For every line in the records that has the word "wenn", make a copy.

**SUPPLIED DATA**
——

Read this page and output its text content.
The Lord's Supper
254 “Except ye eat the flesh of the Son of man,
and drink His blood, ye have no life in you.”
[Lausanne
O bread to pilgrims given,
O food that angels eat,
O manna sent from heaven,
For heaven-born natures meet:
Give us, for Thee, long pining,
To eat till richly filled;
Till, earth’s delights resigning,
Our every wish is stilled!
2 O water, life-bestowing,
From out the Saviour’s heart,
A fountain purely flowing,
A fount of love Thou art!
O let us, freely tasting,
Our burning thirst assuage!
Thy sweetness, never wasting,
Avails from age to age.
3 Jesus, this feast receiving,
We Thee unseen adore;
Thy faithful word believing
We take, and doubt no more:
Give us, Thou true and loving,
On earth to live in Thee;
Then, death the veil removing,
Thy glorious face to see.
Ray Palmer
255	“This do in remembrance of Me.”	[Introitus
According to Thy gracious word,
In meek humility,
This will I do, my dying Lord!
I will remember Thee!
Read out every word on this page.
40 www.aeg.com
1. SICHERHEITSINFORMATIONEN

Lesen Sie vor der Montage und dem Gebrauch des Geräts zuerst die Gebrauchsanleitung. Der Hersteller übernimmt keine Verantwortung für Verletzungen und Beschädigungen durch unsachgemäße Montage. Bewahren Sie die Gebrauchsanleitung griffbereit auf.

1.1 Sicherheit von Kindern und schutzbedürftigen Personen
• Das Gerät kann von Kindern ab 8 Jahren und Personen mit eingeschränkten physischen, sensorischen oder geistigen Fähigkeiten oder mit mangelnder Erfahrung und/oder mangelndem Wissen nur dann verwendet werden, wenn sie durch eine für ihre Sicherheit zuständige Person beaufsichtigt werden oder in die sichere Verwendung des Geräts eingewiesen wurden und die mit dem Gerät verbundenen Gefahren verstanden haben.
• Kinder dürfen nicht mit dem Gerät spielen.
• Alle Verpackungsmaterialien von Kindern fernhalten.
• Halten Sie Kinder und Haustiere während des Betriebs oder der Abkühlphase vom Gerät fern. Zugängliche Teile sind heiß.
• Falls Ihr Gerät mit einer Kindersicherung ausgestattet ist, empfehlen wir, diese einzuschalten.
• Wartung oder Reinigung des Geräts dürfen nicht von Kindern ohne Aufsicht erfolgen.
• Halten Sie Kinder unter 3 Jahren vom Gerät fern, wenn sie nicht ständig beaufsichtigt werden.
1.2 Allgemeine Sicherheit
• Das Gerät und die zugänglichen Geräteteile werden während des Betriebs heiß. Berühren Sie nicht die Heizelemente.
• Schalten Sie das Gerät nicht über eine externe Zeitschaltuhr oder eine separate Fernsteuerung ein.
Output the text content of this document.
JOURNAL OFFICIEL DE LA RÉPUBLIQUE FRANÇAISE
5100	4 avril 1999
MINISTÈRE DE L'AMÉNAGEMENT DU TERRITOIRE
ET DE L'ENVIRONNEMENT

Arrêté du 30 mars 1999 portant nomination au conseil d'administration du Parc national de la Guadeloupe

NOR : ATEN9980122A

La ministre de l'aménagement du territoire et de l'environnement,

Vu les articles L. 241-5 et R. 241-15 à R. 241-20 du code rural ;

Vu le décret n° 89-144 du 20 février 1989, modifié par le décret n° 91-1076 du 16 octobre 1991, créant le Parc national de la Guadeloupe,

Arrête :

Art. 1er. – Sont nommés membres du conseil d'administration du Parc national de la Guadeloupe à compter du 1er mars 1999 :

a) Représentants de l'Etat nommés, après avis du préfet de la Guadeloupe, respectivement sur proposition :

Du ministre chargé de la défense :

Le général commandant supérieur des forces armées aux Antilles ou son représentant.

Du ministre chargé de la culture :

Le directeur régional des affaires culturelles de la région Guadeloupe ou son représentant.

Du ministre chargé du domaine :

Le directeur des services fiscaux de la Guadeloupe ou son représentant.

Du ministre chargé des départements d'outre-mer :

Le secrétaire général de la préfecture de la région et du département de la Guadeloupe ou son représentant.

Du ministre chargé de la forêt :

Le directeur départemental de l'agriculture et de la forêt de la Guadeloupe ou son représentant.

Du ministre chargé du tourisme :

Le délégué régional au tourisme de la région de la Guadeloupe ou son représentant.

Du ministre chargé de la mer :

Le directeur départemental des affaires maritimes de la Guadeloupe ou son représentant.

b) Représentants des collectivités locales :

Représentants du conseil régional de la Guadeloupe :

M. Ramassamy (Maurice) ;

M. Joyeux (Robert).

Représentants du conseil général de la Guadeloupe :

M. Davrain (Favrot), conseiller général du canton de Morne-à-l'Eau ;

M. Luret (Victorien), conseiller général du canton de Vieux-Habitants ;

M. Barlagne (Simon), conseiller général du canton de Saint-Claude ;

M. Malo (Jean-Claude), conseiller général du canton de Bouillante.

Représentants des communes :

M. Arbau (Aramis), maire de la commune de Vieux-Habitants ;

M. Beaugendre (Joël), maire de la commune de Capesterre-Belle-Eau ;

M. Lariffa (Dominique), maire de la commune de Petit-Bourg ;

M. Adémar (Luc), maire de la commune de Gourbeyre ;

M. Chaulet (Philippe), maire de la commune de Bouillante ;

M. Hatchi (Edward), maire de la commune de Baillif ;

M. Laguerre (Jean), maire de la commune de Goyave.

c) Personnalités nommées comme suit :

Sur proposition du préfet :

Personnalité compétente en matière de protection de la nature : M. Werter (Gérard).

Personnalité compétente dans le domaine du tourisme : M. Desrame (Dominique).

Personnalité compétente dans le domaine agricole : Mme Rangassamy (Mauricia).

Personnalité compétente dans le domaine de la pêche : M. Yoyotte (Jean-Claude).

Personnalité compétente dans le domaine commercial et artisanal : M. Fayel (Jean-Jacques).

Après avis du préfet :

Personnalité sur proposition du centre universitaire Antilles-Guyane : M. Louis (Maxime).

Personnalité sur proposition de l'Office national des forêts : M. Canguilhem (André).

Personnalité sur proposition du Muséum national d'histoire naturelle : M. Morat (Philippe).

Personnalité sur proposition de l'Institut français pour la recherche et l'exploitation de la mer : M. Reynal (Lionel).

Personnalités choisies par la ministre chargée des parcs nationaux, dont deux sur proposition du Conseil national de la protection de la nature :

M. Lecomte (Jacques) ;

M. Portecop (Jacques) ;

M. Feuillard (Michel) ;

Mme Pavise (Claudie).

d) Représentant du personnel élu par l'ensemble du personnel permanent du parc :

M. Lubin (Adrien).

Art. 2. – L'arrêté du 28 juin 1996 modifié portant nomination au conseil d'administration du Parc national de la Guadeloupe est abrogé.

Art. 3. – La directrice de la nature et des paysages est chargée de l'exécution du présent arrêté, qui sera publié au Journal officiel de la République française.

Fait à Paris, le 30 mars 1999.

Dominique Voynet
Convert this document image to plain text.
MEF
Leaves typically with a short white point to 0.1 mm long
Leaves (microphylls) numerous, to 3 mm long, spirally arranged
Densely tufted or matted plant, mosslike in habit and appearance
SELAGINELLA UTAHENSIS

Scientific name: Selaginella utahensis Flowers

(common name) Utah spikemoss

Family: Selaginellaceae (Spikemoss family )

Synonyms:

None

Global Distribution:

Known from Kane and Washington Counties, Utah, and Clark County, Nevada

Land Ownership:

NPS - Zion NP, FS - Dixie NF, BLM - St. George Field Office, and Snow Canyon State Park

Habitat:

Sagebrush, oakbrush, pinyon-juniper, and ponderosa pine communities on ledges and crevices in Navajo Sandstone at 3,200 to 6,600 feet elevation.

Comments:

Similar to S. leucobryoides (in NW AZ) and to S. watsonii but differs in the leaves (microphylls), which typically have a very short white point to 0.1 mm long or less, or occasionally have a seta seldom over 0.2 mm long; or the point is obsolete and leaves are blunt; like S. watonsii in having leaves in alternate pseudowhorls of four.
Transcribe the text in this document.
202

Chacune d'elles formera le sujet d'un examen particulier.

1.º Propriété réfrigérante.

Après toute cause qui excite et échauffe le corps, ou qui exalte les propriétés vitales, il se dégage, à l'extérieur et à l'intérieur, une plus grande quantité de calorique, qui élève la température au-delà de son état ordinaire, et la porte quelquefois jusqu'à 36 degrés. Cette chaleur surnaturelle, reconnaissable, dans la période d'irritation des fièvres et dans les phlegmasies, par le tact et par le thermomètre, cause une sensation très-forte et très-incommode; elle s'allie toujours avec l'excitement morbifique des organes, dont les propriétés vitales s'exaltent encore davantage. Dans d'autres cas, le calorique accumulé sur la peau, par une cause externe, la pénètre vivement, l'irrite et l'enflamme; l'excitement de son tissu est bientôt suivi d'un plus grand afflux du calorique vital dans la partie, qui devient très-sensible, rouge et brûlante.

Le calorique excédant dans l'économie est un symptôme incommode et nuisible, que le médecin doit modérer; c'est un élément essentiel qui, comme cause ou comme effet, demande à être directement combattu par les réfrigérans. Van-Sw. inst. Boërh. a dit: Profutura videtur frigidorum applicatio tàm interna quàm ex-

——

**COMPLETE OUTPUT**
• Das Gerät kann von Kindern ab 8 Jahren und Personen mit eingeschränkten physischen, sensorischen oder geistigen Fähigkeiten oder mit mangelnder Erfahrung und/oder mangelndem Wissen nur dann verwendet werden, wenn sie durch eine für ihre Sicherheit zuständige Person beaufsichtigt werden oder in die sichere Verwendung des Geräts eingewiesen wurden und die mit dem Gerät verbundenen Gefahren verstanden haben.
• Halten Sie Kinder unter 3 Jahren vom Gerät fern, wenn sie nicht ständig beaufsichtigt werden.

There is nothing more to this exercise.